[Stored records]

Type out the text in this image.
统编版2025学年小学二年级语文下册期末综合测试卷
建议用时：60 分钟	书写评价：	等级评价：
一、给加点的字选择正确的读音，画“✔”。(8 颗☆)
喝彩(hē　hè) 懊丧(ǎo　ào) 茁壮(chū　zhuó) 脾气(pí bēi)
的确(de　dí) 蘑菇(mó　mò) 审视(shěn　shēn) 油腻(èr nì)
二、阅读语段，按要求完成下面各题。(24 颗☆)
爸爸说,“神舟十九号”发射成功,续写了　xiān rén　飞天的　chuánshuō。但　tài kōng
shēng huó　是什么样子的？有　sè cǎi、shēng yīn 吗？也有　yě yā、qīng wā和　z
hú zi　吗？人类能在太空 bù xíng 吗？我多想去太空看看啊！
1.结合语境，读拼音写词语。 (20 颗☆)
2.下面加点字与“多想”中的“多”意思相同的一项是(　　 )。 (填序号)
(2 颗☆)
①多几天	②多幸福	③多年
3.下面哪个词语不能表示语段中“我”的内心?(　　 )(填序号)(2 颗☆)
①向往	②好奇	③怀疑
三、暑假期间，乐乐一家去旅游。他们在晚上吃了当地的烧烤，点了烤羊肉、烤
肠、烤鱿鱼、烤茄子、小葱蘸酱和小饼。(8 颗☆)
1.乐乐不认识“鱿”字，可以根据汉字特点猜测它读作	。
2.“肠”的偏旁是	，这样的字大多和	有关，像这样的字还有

(Stated problem) Extract the full listing and reproduce each line exactly.

(Result of the task)
Type out the text in this image.
统编版2025学年小学二年级语文下册期末综合测试卷
建议用时：60 分钟	书写评价：	等级评价：
一、给加点的字选择正确的读音，画“✔”。(8 颗☆)
喝彩(hē　hè) 懊丧(ǎo　ào) 茁壮(chū　zhuó) 脾气(pí bēi)
的确(de　dí) 蘑菇(mó　mò) 审视(shěn　shēn) 油腻(èr nì)
二、阅读语段，按要求完成下面各题。(24 颗☆)
爸爸说,“神舟十九号”发射成功,续写了　xiān rén　飞天的　chuánshuō。但　tài kōng
shēng huó　是什么样子的？有　sè cǎi、shēng yīn 吗？也有　yě yā、qīng wā和　z
hú zi　吗？人类能在太空 bù xíng 吗？我多想去太空看看啊！
1.结合语境，读拼音写词语。 (20 颗☆)
2.下面加点字与“多想”中的“多”意思相同的一项是(　　 )。 (填序号)
(2 颗☆)
①多几天	②多幸福	③多年
3.下面哪个词语不能表示语段中“我”的内心?(　　 )(填序号)(2 颗☆)
①向往	②好奇	③怀疑
三、暑假期间，乐乐一家去旅游。他们在晚上吃了当地的烧烤，点了烤羊肉、烤
肠、烤鱿鱼、烤茄子、小葱蘸酱和小饼。(8 颗☆)
1.乐乐不认识“鱿”字，可以根据汉字特点猜测它读作	。
2.“肠”的偏旁是	，这样的字大多和	有关，像这样的字还有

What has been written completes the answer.